# Problem description:
Copy all lines holding the word "Interns" from the entries.

# Data supplied:
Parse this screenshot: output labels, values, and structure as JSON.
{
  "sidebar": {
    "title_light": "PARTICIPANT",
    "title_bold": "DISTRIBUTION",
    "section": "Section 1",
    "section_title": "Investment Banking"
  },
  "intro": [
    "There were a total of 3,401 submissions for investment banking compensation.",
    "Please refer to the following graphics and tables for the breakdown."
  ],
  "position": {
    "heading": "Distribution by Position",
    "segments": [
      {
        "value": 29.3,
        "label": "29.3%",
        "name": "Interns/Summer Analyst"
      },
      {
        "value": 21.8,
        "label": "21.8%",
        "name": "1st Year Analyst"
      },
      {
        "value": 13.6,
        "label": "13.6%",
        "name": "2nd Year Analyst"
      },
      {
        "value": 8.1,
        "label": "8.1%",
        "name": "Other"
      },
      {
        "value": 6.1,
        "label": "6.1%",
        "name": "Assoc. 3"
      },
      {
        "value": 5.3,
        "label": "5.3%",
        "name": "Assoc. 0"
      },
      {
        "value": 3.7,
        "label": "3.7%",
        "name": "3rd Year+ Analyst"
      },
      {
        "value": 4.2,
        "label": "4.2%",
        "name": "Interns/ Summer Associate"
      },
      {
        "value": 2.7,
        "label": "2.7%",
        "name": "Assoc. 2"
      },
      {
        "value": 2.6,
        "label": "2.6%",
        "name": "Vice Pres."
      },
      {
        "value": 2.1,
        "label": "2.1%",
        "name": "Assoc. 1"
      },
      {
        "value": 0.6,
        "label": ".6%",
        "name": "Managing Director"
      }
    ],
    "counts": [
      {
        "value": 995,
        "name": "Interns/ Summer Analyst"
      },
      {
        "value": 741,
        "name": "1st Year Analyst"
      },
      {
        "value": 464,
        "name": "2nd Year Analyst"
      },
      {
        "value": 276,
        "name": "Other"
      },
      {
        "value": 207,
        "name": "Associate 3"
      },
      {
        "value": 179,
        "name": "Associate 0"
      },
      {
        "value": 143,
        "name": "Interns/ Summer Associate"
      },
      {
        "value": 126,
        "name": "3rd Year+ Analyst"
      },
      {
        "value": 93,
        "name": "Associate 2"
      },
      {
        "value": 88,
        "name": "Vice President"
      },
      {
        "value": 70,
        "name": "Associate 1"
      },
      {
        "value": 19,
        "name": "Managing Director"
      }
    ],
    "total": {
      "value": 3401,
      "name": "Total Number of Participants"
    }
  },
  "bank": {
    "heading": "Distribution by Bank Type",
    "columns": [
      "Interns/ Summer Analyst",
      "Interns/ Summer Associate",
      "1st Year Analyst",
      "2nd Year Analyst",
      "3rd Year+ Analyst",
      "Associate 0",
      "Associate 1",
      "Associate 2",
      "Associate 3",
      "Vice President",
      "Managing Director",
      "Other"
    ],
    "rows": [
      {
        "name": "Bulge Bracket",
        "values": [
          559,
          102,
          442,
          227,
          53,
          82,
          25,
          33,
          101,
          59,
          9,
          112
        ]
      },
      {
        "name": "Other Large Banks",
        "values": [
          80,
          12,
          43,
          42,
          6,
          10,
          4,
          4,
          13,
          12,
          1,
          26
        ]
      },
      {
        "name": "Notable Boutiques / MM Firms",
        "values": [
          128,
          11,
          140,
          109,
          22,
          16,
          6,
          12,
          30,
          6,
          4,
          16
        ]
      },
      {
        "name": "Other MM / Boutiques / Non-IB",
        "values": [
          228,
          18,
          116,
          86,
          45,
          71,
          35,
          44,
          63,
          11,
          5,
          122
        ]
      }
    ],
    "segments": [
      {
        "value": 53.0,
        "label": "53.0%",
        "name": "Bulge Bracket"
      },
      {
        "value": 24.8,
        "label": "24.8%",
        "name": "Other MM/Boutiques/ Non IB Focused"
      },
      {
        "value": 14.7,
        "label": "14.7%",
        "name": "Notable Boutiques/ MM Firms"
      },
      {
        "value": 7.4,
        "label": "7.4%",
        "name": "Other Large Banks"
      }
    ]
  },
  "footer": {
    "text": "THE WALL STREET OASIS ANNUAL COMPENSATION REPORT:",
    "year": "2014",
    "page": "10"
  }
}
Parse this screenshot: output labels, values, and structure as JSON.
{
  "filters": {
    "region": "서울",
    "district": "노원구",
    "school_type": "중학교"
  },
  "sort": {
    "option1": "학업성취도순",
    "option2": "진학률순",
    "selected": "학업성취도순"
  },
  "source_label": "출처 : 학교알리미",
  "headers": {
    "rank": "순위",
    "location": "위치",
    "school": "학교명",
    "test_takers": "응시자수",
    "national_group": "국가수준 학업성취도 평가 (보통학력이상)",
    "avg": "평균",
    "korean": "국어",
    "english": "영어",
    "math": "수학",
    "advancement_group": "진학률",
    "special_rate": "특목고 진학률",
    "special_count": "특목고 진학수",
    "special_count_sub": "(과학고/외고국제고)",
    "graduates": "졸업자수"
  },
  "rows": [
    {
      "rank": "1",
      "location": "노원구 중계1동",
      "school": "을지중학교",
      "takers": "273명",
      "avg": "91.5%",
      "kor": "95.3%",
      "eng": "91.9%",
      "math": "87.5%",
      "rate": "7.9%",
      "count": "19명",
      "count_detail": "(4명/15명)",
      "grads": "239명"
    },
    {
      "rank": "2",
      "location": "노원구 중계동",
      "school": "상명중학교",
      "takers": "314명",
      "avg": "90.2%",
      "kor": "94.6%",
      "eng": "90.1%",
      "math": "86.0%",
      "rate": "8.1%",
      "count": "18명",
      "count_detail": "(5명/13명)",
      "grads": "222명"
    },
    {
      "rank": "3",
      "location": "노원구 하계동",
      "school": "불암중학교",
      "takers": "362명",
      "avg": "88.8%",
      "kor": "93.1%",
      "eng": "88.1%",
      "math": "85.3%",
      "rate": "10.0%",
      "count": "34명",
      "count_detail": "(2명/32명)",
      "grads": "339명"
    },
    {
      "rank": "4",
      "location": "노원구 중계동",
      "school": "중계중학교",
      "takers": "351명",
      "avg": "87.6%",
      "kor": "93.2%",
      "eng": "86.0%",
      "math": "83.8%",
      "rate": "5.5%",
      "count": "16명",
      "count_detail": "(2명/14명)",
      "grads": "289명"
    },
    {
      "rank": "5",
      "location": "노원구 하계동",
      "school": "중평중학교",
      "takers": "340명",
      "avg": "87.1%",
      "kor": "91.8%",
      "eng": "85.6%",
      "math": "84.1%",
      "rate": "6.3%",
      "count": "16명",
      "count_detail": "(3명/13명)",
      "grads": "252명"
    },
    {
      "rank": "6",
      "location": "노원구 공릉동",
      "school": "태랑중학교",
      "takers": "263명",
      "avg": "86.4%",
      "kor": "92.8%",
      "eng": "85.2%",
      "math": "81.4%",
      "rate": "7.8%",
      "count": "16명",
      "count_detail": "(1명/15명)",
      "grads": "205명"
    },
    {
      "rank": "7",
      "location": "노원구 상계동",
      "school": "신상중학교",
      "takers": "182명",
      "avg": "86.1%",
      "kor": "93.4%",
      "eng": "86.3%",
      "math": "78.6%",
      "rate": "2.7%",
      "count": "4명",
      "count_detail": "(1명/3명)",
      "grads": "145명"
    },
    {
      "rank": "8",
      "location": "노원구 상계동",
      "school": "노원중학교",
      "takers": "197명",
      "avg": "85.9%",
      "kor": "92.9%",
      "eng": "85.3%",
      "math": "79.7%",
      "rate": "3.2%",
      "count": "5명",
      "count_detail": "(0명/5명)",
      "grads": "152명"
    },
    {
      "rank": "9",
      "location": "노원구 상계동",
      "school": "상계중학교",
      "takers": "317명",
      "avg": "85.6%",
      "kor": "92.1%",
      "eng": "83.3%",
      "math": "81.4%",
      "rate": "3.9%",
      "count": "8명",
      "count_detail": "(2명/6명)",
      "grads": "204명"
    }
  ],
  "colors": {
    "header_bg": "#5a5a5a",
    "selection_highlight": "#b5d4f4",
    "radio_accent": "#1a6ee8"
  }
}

# Answer to this task:
        "name": "Interns/Summer Analyst"
        "name": "Interns/ Summer Associate"
        "name": "Interns/ Summer Analyst"
        "name": "Interns/ Summer Associate"
      "Interns/ Summer Analyst",
      "Interns/ Summer Associate",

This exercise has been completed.